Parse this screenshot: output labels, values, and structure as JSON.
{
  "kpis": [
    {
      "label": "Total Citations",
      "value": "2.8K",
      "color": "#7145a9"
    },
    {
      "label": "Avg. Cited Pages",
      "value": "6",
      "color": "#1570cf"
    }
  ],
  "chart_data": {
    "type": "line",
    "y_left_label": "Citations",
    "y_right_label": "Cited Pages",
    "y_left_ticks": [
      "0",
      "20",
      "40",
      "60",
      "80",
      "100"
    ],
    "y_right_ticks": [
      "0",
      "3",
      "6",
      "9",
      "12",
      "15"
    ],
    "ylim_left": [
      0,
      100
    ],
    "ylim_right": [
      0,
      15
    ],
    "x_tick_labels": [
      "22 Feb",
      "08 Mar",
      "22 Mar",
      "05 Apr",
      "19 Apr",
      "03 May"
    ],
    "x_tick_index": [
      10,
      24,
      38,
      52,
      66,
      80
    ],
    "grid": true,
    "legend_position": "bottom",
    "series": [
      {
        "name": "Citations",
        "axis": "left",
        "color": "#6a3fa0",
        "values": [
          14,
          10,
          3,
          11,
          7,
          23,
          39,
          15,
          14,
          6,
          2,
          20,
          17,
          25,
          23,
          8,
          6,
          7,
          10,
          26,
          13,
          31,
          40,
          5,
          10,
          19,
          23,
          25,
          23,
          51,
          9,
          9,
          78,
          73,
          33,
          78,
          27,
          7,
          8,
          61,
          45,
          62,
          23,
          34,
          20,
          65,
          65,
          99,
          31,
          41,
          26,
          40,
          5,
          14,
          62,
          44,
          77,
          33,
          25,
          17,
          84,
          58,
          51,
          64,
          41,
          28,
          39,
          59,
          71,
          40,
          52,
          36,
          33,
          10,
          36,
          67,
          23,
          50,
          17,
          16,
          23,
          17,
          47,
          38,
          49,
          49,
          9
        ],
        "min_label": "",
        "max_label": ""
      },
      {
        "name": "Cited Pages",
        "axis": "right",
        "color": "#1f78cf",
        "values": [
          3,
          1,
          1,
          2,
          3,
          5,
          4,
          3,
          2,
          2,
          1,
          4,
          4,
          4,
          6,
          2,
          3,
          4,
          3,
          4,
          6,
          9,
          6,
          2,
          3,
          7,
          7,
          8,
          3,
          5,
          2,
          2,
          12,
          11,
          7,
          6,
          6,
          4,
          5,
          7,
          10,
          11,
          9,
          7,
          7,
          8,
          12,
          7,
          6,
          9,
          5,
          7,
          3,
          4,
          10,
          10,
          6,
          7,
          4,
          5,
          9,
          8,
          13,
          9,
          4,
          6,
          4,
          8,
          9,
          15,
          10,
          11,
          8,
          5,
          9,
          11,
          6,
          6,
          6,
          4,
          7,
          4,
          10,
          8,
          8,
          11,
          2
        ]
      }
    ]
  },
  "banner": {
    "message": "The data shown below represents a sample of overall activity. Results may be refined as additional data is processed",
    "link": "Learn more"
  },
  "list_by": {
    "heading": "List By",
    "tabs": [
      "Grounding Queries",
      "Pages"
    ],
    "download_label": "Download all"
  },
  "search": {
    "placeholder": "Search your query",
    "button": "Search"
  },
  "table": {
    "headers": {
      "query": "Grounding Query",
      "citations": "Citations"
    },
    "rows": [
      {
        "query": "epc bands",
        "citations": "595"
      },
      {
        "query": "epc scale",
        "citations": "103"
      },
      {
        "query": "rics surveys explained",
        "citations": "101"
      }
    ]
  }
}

→ **Exercise prompt**:
The records above are to be repeated exactly, in their entirety.

→ **Expected output**:
Parse this screenshot: output labels, values, and structure as JSON.
{
  "kpis": [
    {
      "label": "Total Citations",
      "value": "2.8K",
      "color": "#7145a9"
    },
    {
      "label": "Avg. Cited Pages",
      "value": "6",
      "color": "#1570cf"
    }
  ],
  "chart_data": {
    "type": "line",
    "y_left_label": "Citations",
    "y_right_label": "Cited Pages",
    "y_left_ticks": [
      "0",
      "20",
      "40",
      "60",
      "80",
      "100"
    ],
    "y_right_ticks": [
      "0",
      "3",
      "6",
      "9",
      "12",
      "15"
    ],
    "ylim_left": [
      0,
      100
    ],
    "ylim_right": [
      0,
      15
    ],
    "x_tick_labels": [
      "22 Feb",
      "08 Mar",
      "22 Mar",
      "05 Apr",
      "19 Apr",
      "03 May"
    ],
    "x_tick_index": [
      10,
      24,
      38,
      52,
      66,
      80
    ],
    "grid": true,
    "legend_position": "bottom",
    "series": [
      {
        "name": "Citations",
        "axis": "left",
        "color": "#6a3fa0",
        "values": [
          14,
          10,
          3,
          11,
          7,
          23,
          39,
          15,
          14,
          6,
          2,
          20,
          17,
          25,
          23,
          8,
          6,
          7,
          10,
          26,
          13,
          31,
          40,
          5,
          10,
          19,
          23,
          25,
          23,
          51,
          9,
          9,
          78,
          73,
          33,
          78,
          27,
          7,
          8,
          61,
          45,
          62,
          23,
          34,
          20,
          65,
          65,
          99,
          31,
          41,
          26,
          40,
          5,
          14,
          62,
          44,
          77,
          33,
          25,
          17,
          84,
          58,
          51,
          64,
          41,
          28,
          39,
          59,
          71,
          40,
          52,
          36,
          33,
          10,
          36,
          67,
          23,
          50,
          17,
          16,
          23,
          17,
          47,
          38,
          49,
          49,
          9
        ],
        "min_label": "",
        "max_label": ""
      },
      {
        "name": "Cited Pages",
        "axis": "right",
        "color": "#1f78cf",
        "values": [
          3,
          1,
          1,
          2,
          3,
          5,
          4,
          3,
          2,
          2,
          1,
          4,
          4,
          4,
          6,
          2,
          3,
          4,
          3,
          4,
          6,
          9,
          6,
          2,
          3,
          7,
          7,
          8,
          3,
          5,
          2,
          2,
          12,
          11,
          7,
          6,
          6,
          4,
          5,
          7,
          10,
          11,
          9,
          7,
          7,
          8,
          12,
          7,
          6,
          9,
          5,
          7,
          3,
          4,
          10,
          10,
          6,
          7,
          4,
          5,
          9,
          8,
          13,
          9,
          4,
          6,
          4,
          8,
          9,
          15,
          10,
          11,
          8,
          5,
          9,
          11,
          6,
          6,
          6,
          4,
          7,
          4,
          10,
          8,
          8,
          11,
          2
        ]
      }
    ]
  },
  "banner": {
    "message": "The data shown below represents a sample of overall activity. Results may be refined as additional data is processed",
    "link": "Learn more"
  },
  "list_by": {
    "heading": "List By",
    "tabs": [
      "Grounding Queries",
      "Pages"
    ],
    "download_label": "Download all"
  },
  "search": {
    "placeholder": "Search your query",
    "button": "Search"
  },
  "table": {
    "headers": {
      "query": "Grounding Query",
      "citations": "Citations"
    },
    "rows": [
      {
        "query": "epc bands",
        "citations": "595"
      },
      {
        "query": "epc scale",
        "citations": "103"
      },
      {
        "query": "rics surveys explained",
        "citations": "101"
      }
    ]
  }
}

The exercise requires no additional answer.